┏━━
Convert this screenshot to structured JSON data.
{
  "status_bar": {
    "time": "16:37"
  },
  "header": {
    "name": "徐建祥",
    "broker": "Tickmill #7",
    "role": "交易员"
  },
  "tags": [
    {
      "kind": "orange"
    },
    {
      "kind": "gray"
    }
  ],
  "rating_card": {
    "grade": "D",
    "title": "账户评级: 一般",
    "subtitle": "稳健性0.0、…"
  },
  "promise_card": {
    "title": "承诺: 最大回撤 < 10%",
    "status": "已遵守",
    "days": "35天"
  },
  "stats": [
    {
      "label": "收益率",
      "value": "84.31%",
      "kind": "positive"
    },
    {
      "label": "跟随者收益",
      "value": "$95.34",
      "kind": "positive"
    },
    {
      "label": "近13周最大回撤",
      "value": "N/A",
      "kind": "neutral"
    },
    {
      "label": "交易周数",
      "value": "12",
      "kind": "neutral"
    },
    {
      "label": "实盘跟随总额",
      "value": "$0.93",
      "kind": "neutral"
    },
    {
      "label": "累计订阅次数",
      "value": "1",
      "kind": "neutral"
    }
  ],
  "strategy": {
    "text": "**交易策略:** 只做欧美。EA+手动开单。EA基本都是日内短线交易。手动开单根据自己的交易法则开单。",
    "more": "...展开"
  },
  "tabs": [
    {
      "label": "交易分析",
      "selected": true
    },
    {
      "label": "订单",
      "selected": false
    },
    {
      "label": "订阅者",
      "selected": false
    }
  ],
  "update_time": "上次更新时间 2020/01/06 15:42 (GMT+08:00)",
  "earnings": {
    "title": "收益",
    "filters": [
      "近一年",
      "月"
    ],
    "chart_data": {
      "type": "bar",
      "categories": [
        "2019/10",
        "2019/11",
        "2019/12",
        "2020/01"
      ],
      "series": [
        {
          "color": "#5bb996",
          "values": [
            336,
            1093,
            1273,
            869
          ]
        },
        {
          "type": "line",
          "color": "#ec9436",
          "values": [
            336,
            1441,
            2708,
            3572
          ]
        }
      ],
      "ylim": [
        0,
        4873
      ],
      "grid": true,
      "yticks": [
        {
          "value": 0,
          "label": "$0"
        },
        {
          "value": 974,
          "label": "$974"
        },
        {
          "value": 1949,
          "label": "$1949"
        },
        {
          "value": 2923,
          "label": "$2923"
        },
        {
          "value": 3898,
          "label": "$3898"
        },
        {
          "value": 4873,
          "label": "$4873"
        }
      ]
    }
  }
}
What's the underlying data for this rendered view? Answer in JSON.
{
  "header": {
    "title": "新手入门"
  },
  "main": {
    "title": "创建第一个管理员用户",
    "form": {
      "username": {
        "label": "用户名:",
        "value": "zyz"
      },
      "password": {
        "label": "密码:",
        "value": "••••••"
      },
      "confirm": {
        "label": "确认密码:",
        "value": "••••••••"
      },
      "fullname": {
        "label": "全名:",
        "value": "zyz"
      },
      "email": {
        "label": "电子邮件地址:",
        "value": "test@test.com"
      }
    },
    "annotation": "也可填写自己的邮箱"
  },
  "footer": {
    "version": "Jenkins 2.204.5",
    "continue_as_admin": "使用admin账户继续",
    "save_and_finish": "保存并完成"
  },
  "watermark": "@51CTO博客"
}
┗━━
● **WRITTEN INSTRUCTION**
Repeat each entry word for word.

● **OUTPUT BELOW**
Convert this screenshot to structured JSON data.
{
  "status_bar": {
    "time": "16:37"
  },
  "header": {
    "name": "徐建祥",
    "broker": "Tickmill #7",
    "role": "交易员"
  },
  "tags": [
    {
      "kind": "orange"
    },
    {
      "kind": "gray"
    }
  ],
  "rating_card": {
    "grade": "D",
    "title": "账户评级: 一般",
    "subtitle": "稳健性0.0、…"
  },
  "promise_card": {
    "title": "承诺: 最大回撤 < 10%",
    "status": "已遵守",
    "days": "35天"
  },
  "stats": [
    {
      "label": "收益率",
      "value": "84.31%",
      "kind": "positive"
    },
    {
      "label": "跟随者收益",
      "value": "$95.34",
      "kind": "positive"
    },
    {
      "label": "近13周最大回撤",
      "value": "N/A",
      "kind": "neutral"
    },
    {
      "label": "交易周数",
      "value": "12",
      "kind": "neutral"
    },
    {
      "label": "实盘跟随总额",
      "value": "$0.93",
      "kind": "neutral"
    },
    {
      "label": "累计订阅次数",
      "value": "1",
      "kind": "neutral"
    }
  ],
  "strategy": {
    "text": "**交易策略:** 只做欧美。EA+手动开单。EA基本都是日内短线交易。手动开单根据自己的交易法则开单。",
    "more": "...展开"
  },
  "tabs": [
    {
      "label": "交易分析",
      "selected": true
    },
    {
      "label": "订单",
      "selected": false
    },
    {
      "label": "订阅者",
      "selected": false
    }
  ],
  "update_time": "上次更新时间 2020/01/06 15:42 (GMT+08:00)",
  "earnings": {
    "title": "收益",
    "filters": [
      "近一年",
      "月"
    ],
    "chart_data": {
      "type": "bar",
      "categories": [
        "2019/10",
        "2019/11",
        "2019/12",
        "2020/01"
      ],
      "series": [
        {
          "color": "#5bb996",
          "values": [
            336,
            1093,
            1273,
            869
          ]
        },
        {
          "type": "line",
          "color": "#ec9436",
          "values": [
            336,
            1441,
            2708,
            3572
          ]
        }
      ],
      "ylim": [
        0,
        4873
      ],
      "grid": true,
      "yticks": [
        {
          "value": 0,
          "label": "$0"
        },
        {
          "value": 974,
          "label": "$974"
        },
        {
          "value": 1949,
          "label": "$1949"
        },
        {
          "value": 2923,
          "label": "$2923"
        },
        {
          "value": 3898,
          "label": "$3898"
        },
        {
          "value": 4873,
          "label": "$4873"
        }
      ]
    }
  }
}
What's the underlying data for this rendered view? Answer in JSON.
{
  "header": {
    "title": "新手入门"
  },
  "main": {
    "title": "创建第一个管理员用户",
    "form": {
      "username": {
        "label": "用户名:",
        "value": "zyz"
      },
      "password": {
        "label": "密码:",
        "value": "••••••"
      },
      "confirm": {
        "label": "确认密码:",
        "value": "••••••••"
      },
      "fullname": {
        "label": "全名:",
        "value": "zyz"
      },
      "email": {
        "label": "电子邮件地址:",
        "value": "test@test.com"
      }
    },
    "annotation": "也可填写自己的邮箱"
  },
  "footer": {
    "version": "Jenkins 2.204.5",
    "continue_as_admin": "使用admin账户继续",
    "save_and_finish": "保存并完成"
  },
  "watermark": "@51CTO博客"
}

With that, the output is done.